• **DOMANDE SUL MATERIALE**
1. In una-tre frasi, spiega perché, nell'articolo su Antonella e le scalate, lei definisce la montagna la sua terapia.
2. Per favore, trascrivi dall'articolo su Antonella e le scalate il passo che va da "Dalla finestra di" fino a "di salire lassù." compreso.

• **TESTO DEL DOCUMENTO**

* * * *

Antonella e le scalate in montagna «È la mia terapia contro la sclerosi»

4 Set 2017

Ha raggiunto quota 5.300 metri. «I medici me lo sconsigliavano, ho fatto di testa mia»

Dalla finestra di casa, ad Avezzano, la sommità del Velino appare leggermente imbiancata dalla prima spruzzata di neve dopo mesi di siccità. Tanto basta ad Antonella per sentirsi bene, prefigurandosi la gioia di salire lassù.

«La montagna è la mia terapia, senza le scalate sarei finita sulla sedia a rotelle. I medici si raccomandavano, la prego signora, niente pazzie, calma, riposo, al massimo qualche passeggiatina. Invece ho fatto di testa mia. Se mi fossi fermata chissà…», si carica questa capatosta, come dicono i conterranei. Antonella Perna ha 59 anni, segretaria in un laboratorio privato di analisi, due figli, un nipotino. Ne aveva dieci di meno quando dopo un improvviso calo della vista a un occhio («stavo ricamando e mi accorsi di non riuscire a infilare il filo nella cruna dell’ago») e tante visite scoprì di avere la sclerosi multipla.

* * * *

• **I DATI**

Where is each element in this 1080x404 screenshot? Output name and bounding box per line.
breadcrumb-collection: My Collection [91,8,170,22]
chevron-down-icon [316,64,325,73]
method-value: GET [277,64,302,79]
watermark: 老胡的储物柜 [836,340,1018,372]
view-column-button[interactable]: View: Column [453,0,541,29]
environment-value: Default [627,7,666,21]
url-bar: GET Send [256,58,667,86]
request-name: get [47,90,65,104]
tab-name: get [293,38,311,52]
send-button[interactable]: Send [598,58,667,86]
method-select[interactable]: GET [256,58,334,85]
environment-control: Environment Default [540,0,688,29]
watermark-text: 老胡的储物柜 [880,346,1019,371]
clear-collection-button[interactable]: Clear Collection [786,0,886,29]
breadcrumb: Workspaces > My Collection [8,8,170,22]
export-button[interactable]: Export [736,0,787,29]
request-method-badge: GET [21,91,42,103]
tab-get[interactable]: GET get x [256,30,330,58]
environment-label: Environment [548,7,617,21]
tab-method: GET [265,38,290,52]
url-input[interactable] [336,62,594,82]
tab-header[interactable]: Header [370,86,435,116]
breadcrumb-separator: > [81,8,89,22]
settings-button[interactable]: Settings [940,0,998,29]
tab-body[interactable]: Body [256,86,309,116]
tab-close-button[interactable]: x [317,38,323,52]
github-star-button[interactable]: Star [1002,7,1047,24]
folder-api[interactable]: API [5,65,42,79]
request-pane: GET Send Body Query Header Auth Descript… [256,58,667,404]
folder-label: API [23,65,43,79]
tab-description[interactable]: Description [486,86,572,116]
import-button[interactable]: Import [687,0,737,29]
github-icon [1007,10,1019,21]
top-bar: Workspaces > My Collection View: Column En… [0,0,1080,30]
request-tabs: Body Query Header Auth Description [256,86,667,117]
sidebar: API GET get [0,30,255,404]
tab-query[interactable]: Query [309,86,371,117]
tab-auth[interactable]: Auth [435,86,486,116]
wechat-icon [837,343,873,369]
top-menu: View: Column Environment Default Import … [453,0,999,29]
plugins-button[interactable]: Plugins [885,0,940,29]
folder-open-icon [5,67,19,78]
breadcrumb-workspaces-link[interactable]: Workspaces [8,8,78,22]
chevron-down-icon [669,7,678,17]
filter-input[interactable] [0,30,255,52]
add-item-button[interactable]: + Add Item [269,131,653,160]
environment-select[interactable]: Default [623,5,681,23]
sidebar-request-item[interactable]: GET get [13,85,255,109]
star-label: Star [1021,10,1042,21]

* * * *

• **RISULTATI DELLE ATTIVITÀ**
1. Antonella chiama la montagna la sua terapia perché è convinta che senza le scalate sarebbe finita sulla sedia a rotelle. I medici le consigliavano calma e riposo, ma lei ha fatto di testa sua.

2.
Dalla finestra di casa, ad Avezzano, la sommità del Velino appare leggermente imbiancata dalla prima spruzzata di neve dopo mesi di siccità. Tanto basta ad Antonella per sentirsi bene, prefigurandosi la gioia di salire lassù.